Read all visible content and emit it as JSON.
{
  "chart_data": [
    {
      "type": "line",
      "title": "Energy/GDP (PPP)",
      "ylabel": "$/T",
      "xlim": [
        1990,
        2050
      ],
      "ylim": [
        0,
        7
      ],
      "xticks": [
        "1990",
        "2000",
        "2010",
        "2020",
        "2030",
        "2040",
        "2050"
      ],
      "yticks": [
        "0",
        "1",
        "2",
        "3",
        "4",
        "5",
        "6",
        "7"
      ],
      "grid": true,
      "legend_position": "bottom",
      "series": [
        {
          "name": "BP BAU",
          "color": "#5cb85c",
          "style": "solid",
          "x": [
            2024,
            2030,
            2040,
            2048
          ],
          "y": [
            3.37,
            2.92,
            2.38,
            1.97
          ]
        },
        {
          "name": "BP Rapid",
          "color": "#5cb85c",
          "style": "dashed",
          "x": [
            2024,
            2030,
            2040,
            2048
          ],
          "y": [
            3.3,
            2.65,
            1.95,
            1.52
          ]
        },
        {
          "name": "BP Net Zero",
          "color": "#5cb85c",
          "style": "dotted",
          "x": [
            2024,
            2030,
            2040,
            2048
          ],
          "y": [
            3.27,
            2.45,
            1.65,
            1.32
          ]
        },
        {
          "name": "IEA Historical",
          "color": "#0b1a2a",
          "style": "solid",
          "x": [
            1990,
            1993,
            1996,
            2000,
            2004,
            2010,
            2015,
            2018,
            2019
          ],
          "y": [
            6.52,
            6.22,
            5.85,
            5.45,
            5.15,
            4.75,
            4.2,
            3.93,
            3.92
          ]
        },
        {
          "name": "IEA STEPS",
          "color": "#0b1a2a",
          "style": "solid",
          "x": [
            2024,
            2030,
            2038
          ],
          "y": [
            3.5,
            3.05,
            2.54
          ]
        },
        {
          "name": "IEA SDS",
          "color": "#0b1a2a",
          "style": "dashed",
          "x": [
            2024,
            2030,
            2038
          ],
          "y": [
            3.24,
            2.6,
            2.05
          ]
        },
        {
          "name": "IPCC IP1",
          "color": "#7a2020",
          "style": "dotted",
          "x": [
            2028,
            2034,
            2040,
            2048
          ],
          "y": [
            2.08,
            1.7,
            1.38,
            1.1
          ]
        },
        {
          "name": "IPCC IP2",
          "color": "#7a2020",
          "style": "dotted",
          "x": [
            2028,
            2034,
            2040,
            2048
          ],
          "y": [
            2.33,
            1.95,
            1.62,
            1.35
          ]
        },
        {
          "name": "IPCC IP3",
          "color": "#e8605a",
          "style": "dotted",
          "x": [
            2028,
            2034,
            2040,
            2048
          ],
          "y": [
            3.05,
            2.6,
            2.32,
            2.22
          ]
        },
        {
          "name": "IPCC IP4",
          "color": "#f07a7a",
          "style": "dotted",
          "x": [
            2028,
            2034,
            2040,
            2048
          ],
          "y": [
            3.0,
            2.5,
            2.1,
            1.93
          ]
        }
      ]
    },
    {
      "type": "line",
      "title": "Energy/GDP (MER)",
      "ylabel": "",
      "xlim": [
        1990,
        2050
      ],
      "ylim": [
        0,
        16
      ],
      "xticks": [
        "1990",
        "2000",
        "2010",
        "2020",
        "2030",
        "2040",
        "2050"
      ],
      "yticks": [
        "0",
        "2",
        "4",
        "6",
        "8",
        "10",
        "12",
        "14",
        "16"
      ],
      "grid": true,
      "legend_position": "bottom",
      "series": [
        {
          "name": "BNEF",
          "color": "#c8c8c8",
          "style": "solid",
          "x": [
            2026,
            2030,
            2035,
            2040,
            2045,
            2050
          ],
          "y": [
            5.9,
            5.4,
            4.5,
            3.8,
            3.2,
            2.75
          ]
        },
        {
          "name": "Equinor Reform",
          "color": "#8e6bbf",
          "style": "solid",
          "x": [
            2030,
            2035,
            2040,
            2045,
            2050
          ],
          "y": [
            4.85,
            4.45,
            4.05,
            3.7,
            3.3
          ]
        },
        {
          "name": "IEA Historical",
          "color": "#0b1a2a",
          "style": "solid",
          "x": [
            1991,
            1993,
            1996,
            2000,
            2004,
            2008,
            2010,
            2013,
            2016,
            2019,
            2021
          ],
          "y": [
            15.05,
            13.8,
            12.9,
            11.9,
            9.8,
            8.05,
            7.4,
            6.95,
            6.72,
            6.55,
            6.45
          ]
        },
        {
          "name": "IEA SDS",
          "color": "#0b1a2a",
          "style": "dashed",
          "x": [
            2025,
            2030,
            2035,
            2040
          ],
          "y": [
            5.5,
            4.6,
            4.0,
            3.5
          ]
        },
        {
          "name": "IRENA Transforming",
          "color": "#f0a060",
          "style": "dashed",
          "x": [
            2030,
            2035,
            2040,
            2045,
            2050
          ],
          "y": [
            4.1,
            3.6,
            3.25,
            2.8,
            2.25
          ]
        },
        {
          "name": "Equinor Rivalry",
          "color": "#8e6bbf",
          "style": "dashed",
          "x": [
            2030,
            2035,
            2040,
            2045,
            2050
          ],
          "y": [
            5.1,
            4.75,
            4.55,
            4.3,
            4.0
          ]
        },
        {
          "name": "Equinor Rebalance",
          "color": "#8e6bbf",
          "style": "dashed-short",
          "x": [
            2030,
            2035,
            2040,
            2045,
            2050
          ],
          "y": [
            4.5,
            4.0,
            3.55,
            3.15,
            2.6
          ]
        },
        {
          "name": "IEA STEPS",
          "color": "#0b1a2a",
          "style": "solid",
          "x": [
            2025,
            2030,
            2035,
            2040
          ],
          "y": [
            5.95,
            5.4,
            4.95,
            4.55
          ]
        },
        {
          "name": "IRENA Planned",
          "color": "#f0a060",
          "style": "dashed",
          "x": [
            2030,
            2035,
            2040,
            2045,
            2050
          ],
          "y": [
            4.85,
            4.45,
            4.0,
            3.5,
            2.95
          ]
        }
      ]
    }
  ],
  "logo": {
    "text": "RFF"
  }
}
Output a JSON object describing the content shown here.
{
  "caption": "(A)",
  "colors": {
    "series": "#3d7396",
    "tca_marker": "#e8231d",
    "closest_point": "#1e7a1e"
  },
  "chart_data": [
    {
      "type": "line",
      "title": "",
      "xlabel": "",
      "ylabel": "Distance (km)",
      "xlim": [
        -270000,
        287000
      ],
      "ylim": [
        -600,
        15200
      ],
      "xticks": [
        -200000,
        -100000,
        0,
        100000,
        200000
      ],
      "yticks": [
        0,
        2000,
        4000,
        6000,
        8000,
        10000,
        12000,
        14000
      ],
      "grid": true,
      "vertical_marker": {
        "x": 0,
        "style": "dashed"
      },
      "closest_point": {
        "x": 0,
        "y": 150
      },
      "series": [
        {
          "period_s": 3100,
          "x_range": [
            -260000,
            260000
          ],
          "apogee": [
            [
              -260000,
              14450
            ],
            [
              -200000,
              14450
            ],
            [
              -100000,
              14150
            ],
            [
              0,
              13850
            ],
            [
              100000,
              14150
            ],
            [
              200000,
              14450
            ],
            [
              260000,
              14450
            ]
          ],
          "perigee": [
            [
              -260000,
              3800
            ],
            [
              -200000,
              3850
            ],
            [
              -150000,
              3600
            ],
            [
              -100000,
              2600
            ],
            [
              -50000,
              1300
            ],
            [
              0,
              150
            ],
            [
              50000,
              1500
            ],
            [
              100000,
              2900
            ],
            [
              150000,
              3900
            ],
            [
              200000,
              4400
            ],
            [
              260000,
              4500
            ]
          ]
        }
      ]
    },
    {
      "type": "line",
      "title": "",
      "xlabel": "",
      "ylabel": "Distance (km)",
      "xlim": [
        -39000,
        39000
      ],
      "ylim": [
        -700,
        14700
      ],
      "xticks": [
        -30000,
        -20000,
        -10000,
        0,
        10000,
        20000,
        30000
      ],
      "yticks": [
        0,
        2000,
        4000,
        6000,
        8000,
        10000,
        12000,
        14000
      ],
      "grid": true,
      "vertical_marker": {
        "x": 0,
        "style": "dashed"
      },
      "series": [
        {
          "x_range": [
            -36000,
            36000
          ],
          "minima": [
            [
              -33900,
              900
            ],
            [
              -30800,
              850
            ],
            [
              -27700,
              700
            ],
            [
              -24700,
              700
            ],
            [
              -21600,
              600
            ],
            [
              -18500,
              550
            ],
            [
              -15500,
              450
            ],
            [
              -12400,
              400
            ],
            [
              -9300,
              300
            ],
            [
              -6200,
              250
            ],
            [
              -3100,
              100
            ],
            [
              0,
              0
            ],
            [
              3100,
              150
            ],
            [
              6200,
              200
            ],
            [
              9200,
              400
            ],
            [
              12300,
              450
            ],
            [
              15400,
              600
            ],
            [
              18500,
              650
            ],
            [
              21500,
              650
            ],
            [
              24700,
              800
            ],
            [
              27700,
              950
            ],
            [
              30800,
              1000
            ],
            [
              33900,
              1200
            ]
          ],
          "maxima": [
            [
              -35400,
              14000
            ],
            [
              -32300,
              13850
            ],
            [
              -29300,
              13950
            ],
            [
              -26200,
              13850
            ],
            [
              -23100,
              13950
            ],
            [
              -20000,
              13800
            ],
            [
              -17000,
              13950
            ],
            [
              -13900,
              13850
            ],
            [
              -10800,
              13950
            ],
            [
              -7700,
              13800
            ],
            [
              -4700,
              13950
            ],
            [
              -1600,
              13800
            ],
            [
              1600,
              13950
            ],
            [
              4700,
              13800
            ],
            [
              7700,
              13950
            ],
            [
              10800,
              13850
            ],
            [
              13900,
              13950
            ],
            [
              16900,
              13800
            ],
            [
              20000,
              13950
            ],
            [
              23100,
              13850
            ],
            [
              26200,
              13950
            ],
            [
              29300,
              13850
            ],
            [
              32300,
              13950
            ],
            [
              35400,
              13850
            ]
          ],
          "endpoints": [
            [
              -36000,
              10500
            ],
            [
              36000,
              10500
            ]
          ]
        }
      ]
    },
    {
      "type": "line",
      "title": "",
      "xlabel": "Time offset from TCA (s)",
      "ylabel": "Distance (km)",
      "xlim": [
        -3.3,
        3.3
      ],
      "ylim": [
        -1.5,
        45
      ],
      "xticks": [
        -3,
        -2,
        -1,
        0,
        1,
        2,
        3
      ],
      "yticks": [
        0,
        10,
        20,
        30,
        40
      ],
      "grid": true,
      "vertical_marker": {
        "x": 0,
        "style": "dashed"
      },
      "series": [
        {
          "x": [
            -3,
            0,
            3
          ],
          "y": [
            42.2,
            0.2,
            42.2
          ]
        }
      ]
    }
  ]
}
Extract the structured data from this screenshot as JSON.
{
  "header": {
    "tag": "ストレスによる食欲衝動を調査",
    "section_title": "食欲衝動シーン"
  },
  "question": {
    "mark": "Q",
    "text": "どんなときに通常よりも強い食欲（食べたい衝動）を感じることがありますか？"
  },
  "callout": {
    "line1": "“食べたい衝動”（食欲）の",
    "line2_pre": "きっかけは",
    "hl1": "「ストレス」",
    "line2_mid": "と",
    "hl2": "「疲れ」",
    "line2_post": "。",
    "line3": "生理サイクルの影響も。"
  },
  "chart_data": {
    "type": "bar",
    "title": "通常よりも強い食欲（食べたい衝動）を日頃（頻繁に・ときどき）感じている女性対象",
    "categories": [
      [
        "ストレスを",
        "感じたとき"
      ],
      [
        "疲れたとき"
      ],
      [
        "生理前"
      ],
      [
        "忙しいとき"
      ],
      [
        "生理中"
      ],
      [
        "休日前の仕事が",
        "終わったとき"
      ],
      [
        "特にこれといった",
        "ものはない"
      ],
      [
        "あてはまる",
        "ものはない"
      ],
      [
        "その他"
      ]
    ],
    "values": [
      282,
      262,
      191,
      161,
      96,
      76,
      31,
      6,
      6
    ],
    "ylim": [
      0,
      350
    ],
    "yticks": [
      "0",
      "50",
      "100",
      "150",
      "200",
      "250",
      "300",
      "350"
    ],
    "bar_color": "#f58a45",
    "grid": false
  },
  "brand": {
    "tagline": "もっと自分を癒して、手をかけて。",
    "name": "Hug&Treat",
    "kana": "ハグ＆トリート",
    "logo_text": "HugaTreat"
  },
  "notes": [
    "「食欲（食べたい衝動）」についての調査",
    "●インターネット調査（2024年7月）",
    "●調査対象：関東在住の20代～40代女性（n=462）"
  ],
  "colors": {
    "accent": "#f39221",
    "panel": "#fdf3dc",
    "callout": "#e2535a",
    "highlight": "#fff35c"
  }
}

────

### Exercise task
Return every line from the one holding "Extract the structured" through the end of the data, exactly as it appears, with both ends kept and nothing else.

### Correct response
Extract the structured data from this screenshot as JSON.
{
  "header": {
    "tag": "ストレスによる食欲衝動を調査",
    "section_title": "食欲衝動シーン"
  },
  "question": {
    "mark": "Q",
    "text": "どんなときに通常よりも強い食欲（食べたい衝動）を感じることがありますか？"
  },
  "callout": {
    "line1": "“食べたい衝動”（食欲）の",
    "line2_pre": "きっかけは",
    "hl1": "「ストレス」",
    "line2_mid": "と",
    "hl2": "「疲れ」",
    "line2_post": "。",
    "line3": "生理サイクルの影響も。"
  },
  "chart_data": {
    "type": "bar",
    "title": "通常よりも強い食欲（食べたい衝動）を日頃（頻繁に・ときどき）感じている女性対象",
    "categories": [
      [
        "ストレスを",
        "感じたとき"
      ],
      [
        "疲れたとき"
      ],
      [
        "生理前"
      ],
      [
        "忙しいとき"
      ],
      [
        "生理中"
      ],
      [
        "休日前の仕事が",
        "終わったとき"
      ],
      [
        "特にこれといった",
        "ものはない"
      ],
      [
        "あてはまる",
        "ものはない"
      ],
      [
        "その他"
      ]
    ],
    "values": [
      282,
      262,
      191,
      161,
      96,
      76,
      31,
      6,
      6
    ],
    "ylim": [
      0,
      350
    ],
    "yticks": [
      "0",
      "50",
      "100",
      "150",
      "200",
      "250",
      "300",
      "350"
    ],
    "bar_color": "#f58a45",
    "grid": false
  },
  "brand": {
    "tagline": "もっと自分を癒して、手をかけて。",
    "name": "Hug&Treat",
    "kana": "ハグ＆トリート",
    "logo_text": "HugaTreat"
  },
  "notes": [
    "「食欲（食べたい衝動）」についての調査",
    "●インターネット調査（2024年7月）",
    "●調査対象：関東在住の20代～40代女性（n=462）"
  ],
  "colors": {
    "accent": "#f39221",
    "panel": "#fdf3dc",
    "callout": "#e2535a",
    "highlight": "#fff35c"
  }
}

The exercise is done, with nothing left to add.